**REQUIREMENT**
Exclude the pictures, then repeat the remaining data exactly.

**EXTRACTED DATA**
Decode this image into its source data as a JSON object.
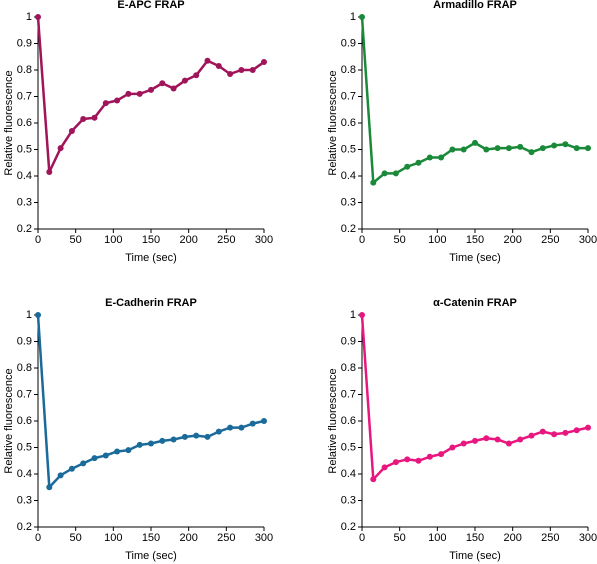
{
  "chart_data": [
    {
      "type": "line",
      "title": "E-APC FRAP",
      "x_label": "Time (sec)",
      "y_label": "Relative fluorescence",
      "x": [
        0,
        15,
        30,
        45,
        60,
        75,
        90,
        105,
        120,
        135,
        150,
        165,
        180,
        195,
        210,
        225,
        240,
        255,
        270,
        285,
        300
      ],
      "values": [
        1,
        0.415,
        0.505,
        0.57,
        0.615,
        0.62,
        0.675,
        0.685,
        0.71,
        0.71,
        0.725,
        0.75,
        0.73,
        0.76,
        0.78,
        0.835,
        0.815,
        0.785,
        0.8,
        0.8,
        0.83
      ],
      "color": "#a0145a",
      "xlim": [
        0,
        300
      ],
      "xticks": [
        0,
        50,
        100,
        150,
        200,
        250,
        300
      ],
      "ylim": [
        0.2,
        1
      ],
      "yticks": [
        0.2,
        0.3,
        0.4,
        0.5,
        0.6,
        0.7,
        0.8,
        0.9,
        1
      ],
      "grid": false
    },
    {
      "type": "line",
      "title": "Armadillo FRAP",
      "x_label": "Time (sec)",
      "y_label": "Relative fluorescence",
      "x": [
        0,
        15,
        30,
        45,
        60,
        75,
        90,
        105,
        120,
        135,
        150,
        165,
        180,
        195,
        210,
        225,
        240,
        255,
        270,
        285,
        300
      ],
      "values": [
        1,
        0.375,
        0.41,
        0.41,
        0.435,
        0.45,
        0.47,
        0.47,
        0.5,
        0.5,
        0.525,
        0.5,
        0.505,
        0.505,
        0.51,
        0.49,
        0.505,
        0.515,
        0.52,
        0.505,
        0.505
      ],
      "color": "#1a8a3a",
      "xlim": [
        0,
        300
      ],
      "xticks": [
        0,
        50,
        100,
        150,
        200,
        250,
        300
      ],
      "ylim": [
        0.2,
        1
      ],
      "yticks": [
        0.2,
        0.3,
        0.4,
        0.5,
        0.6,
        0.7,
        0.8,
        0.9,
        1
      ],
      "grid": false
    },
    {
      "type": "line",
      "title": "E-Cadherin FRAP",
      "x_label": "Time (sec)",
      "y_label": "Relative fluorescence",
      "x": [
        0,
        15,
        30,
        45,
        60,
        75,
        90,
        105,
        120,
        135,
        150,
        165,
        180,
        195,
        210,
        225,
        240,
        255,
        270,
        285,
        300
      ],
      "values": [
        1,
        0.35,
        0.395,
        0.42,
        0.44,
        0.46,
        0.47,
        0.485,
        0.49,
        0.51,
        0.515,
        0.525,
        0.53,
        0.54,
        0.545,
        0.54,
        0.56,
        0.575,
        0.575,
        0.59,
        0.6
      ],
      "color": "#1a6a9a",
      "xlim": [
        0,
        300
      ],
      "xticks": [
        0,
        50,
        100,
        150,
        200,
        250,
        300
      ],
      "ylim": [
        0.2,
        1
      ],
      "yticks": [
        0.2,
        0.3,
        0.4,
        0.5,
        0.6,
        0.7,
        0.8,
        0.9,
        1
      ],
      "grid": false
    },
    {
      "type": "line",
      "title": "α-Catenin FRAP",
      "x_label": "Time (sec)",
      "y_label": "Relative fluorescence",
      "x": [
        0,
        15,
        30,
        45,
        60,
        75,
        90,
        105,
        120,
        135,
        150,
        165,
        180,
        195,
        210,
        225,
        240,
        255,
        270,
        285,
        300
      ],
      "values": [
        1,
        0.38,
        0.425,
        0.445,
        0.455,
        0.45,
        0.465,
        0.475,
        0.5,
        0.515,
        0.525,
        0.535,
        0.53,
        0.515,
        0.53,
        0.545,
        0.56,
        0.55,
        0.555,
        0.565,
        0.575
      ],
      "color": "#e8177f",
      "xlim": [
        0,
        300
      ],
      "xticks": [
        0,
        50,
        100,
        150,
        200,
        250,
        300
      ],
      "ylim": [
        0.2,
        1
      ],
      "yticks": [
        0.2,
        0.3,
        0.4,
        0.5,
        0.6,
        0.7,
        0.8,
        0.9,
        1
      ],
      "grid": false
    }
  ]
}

**THE ANSWER**
Decode this image into its source data as a JSON object.
{
  "chart_data": [
    {
      "type": "line",
      "title": "E-APC FRAP",
      "x_label": "Time (sec)",
      "y_label": "Relative fluorescence",
      "x": [
        0,
        15,
        30,
        45,
        60,
        75,
        90,
        105,
        120,
        135,
        150,
        165,
        180,
        195,
        210,
        225,
        240,
        255,
        270,
        285,
        300
      ],
      "values": [
        1,
        0.415,
        0.505,
        0.57,
        0.615,
        0.62,
        0.675,
        0.685,
        0.71,
        0.71,
        0.725,
        0.75,
        0.73,
        0.76,
        0.78,
        0.835,
        0.815,
        0.785,
        0.8,
        0.8,
        0.83
      ],
      "color": "#a0145a",
      "xlim": [
        0,
        300
      ],
      "xticks": [
        0,
        50,
        100,
        150,
        200,
        250,
        300
      ],
      "ylim": [
        0.2,
        1
      ],
      "yticks": [
        0.2,
        0.3,
        0.4,
        0.5,
        0.6,
        0.7,
        0.8,
        0.9,
        1
      ],
      "grid": false
    },
    {
      "type": "line",
      "title": "Armadillo FRAP",
      "x_label": "Time (sec)",
      "y_label": "Relative fluorescence",
      "x": [
        0,
        15,
        30,
        45,
        60,
        75,
        90,
        105,
        120,
        135,
        150,
        165,
        180,
        195,
        210,
        225,
        240,
        255,
        270,
        285,
        300
      ],
      "values": [
        1,
        0.375,
        0.41,
        0.41,
        0.435,
        0.45,
        0.47,
        0.47,
        0.5,
        0.5,
        0.525,
        0.5,
        0.505,
        0.505,
        0.51,
        0.49,
        0.505,
        0.515,
        0.52,
        0.505,
        0.505
      ],
      "color": "#1a8a3a",
      "xlim": [
        0,
        300
      ],
      "xticks": [
        0,
        50,
        100,
        150,
        200,
        250,
        300
      ],
      "ylim": [
        0.2,
        1
      ],
      "yticks": [
        0.2,
        0.3,
        0.4,
        0.5,
        0.6,
        0.7,
        0.8,
        0.9,
        1
      ],
      "grid": false
    },
    {
      "type": "line",
      "title": "E-Cadherin FRAP",
      "x_label": "Time (sec)",
      "y_label": "Relative fluorescence",
      "x": [
        0,
        15,
        30,
        45,
        60,
        75,
        90,
        105,
        120,
        135,
        150,
        165,
        180,
        195,
        210,
        225,
        240,
        255,
        270,
        285,
        300
      ],
      "values": [
        1,
        0.35,
        0.395,
        0.42,
        0.44,
        0.46,
        0.47,
        0.485,
        0.49,
        0.51,
        0.515,
        0.525,
        0.53,
        0.54,
        0.545,
        0.54,
        0.56,
        0.575,
        0.575,
        0.59,
        0.6
      ],
      "color": "#1a6a9a",
      "xlim": [
        0,
        300
      ],
      "xticks": [
        0,
        50,
        100,
        150,
        200,
        250,
        300
      ],
      "ylim": [
        0.2,
        1
      ],
      "yticks": [
        0.2,
        0.3,
        0.4,
        0.5,
        0.6,
        0.7,
        0.8,
        0.9,
        1
      ],
      "grid": false
    },
    {
      "type": "line",
      "title": "α-Catenin FRAP",
      "x_label": "Time (sec)",
      "y_label": "Relative fluorescence",
      "x": [
        0,
        15,
        30,
        45,
        60,
        75,
        90,
        105,
        120,
        135,
        150,
        165,
        180,
        195,
        210,
        225,
        240,
        255,
        270,
        285,
        300
      ],
      "values": [
        1,
        0.38,
        0.425,
        0.445,
        0.455,
        0.45,
        0.465,
        0.475,
        0.5,
        0.515,
        0.525,
        0.535,
        0.53,
        0.515,
        0.53,
        0.545,
        0.56,
        0.55,
        0.555,
        0.565,
        0.575
      ],
      "color": "#e8177f",
      "xlim": [
        0,
        300
      ],
      "xticks": [
        0,
        50,
        100,
        150,
        200,
        250,
        300
      ],
      "ylim": [
        0.2,
        1
      ],
      "yticks": [
        0.2,
        0.3,
        0.4,
        0.5,
        0.6,
        0.7,
        0.8,
        0.9,
        1
      ],
      "grid": false
    }
  ]
}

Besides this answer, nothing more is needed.